Records from a collection of figures
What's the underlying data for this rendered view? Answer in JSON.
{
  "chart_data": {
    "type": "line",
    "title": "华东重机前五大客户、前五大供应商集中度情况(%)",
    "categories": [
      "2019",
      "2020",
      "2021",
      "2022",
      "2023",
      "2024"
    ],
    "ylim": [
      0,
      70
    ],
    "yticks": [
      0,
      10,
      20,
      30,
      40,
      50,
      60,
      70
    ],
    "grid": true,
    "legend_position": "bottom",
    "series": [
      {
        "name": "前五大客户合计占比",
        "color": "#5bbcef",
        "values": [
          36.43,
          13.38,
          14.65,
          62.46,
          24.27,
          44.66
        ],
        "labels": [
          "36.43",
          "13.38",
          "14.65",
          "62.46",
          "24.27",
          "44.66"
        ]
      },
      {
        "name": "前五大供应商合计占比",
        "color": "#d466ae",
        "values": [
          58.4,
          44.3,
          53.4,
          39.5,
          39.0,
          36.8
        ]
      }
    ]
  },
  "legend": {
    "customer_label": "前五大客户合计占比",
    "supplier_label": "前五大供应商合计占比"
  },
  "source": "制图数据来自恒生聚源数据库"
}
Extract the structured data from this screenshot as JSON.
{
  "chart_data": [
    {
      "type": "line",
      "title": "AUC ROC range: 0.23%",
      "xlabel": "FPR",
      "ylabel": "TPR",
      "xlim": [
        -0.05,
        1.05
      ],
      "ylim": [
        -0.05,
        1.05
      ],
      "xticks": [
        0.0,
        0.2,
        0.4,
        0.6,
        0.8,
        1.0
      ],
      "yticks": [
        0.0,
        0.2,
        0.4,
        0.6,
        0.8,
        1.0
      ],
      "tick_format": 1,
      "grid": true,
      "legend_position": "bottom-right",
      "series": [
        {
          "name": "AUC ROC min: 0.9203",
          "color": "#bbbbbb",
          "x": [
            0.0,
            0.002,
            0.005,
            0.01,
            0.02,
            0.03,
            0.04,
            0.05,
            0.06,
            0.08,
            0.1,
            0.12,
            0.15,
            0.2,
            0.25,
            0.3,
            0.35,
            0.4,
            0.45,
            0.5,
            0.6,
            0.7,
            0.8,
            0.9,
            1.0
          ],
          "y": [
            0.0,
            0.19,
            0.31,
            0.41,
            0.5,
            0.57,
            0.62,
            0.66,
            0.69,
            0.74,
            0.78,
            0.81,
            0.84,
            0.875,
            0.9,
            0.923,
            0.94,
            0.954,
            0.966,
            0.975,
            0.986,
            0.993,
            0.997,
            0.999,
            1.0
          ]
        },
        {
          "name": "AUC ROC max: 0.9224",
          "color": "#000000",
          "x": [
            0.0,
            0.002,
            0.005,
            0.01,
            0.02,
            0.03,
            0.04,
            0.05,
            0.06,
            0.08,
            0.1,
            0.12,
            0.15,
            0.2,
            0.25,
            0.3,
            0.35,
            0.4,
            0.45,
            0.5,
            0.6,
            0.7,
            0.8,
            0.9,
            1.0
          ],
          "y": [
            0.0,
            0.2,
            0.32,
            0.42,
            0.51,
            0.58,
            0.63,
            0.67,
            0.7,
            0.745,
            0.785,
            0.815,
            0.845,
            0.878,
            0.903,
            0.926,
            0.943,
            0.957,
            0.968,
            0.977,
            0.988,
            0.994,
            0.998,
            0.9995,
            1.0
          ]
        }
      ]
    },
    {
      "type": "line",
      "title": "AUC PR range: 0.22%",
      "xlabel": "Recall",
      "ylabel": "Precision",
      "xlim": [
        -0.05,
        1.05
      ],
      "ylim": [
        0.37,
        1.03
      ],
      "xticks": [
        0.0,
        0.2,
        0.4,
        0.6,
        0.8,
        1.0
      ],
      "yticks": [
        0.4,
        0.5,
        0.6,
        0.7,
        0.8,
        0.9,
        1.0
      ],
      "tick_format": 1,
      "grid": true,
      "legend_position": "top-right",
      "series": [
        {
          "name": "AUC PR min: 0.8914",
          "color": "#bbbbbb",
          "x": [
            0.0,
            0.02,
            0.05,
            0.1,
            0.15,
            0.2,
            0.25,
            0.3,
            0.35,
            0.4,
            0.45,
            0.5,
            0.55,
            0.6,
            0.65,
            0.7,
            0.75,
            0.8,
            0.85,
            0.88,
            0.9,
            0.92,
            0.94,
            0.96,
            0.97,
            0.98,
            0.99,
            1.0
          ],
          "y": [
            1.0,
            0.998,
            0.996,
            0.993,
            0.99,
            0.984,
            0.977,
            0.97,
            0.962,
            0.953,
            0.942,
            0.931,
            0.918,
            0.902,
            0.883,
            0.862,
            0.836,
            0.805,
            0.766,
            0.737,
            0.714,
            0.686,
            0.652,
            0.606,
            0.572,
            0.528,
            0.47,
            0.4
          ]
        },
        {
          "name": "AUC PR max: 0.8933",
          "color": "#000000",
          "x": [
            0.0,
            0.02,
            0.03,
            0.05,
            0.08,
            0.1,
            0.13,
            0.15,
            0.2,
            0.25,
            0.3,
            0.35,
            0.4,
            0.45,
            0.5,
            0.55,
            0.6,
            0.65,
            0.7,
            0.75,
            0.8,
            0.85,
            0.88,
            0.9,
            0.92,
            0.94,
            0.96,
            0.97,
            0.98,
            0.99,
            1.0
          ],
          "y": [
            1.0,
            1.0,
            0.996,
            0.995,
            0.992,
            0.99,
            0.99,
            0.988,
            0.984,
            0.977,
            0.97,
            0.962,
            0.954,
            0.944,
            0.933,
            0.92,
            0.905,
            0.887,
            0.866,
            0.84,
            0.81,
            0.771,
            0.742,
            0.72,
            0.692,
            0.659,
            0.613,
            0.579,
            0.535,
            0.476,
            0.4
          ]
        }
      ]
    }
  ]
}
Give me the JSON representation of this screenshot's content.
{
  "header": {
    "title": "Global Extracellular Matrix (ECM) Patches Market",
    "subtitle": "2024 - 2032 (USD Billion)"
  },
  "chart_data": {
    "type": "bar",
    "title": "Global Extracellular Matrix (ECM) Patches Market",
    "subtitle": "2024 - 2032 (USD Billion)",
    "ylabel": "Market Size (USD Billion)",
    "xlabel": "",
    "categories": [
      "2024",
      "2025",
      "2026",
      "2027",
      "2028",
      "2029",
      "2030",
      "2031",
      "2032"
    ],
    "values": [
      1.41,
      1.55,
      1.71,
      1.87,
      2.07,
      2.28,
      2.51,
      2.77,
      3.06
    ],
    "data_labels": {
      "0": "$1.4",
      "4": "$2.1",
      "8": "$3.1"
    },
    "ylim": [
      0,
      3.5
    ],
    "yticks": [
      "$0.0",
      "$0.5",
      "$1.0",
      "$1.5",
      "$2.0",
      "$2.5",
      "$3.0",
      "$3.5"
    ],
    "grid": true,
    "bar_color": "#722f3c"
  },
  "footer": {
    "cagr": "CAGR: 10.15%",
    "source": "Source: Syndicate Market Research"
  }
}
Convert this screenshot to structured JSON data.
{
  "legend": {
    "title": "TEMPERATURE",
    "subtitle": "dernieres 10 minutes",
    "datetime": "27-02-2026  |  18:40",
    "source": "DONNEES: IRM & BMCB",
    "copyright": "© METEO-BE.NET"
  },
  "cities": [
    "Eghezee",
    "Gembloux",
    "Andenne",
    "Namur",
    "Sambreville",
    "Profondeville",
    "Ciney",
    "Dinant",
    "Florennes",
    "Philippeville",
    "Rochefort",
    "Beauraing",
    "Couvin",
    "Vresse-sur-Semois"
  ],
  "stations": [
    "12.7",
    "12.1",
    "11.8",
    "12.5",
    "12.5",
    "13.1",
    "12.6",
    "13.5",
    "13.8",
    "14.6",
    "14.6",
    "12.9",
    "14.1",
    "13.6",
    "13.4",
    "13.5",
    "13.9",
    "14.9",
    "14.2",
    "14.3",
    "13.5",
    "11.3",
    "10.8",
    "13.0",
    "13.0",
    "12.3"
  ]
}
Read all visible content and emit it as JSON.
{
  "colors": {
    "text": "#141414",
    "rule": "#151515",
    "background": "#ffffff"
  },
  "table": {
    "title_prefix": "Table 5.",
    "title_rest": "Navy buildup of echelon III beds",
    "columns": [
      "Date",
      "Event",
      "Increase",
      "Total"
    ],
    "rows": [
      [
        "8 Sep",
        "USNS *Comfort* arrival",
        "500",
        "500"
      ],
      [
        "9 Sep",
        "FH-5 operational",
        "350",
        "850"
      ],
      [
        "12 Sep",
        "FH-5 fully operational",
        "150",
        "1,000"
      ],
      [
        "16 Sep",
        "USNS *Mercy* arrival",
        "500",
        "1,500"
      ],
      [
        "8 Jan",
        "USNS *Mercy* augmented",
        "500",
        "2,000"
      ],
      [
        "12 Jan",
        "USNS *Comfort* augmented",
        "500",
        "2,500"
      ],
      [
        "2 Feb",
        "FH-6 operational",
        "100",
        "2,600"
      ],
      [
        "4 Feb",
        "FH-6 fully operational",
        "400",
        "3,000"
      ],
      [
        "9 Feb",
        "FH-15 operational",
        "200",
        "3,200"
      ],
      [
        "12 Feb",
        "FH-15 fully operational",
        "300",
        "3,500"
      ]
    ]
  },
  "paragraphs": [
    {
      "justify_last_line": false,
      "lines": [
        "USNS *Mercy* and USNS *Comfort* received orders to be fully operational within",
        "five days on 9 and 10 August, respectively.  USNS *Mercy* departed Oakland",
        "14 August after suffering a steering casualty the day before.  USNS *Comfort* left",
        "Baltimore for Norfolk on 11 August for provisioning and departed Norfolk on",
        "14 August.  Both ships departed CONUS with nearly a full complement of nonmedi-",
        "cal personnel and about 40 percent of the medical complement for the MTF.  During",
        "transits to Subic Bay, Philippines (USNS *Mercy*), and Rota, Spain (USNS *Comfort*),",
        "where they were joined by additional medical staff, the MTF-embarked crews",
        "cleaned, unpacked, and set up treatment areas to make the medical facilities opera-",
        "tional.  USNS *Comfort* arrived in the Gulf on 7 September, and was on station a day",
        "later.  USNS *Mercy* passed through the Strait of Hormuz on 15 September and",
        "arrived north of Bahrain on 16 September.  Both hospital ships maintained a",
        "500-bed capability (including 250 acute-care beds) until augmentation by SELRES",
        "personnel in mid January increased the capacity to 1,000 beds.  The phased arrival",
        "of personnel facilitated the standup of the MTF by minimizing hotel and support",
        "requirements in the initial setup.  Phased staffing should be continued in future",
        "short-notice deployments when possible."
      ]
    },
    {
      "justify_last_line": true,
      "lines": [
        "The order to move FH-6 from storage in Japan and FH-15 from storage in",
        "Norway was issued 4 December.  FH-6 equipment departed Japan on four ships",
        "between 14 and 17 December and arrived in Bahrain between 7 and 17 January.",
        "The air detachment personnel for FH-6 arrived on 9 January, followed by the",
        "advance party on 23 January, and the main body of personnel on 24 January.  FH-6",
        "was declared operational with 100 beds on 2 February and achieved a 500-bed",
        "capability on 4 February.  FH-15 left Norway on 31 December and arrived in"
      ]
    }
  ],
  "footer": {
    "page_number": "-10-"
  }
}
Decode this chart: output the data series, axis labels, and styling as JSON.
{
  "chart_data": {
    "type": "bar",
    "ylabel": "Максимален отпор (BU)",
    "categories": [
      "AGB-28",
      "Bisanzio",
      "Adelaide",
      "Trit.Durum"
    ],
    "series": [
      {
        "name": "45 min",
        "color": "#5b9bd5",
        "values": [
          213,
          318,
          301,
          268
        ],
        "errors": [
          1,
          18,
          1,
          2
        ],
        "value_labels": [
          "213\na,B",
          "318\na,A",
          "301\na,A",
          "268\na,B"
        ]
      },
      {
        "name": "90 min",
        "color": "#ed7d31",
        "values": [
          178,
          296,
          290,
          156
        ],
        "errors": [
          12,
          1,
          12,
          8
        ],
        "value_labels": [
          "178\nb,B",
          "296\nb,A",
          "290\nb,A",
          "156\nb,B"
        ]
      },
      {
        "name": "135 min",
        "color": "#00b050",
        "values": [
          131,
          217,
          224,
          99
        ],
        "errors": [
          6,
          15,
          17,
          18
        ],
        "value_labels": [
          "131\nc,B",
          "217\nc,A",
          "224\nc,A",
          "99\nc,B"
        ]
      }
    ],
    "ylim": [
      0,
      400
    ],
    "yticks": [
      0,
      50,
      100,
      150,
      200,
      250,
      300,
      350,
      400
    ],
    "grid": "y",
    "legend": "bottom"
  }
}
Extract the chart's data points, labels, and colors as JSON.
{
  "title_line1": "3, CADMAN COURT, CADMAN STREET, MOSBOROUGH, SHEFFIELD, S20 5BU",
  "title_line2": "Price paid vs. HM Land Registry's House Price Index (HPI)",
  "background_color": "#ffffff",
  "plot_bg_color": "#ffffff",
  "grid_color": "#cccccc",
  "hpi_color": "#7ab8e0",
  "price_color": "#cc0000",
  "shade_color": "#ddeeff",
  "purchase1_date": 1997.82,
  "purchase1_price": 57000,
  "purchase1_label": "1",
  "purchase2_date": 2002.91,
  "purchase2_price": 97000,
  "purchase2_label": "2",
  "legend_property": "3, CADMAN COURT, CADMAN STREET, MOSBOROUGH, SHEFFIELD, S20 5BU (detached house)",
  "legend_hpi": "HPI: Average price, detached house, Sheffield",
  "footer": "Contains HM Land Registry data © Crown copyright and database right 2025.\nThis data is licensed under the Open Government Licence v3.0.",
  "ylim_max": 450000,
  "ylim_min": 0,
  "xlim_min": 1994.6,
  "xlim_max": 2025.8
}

* [To be done]
Check every line of the data, and copy the ones that contain "augmented".

* [Full output]
        "USNS *Mercy* augmented",
        "USNS *Comfort* augmented",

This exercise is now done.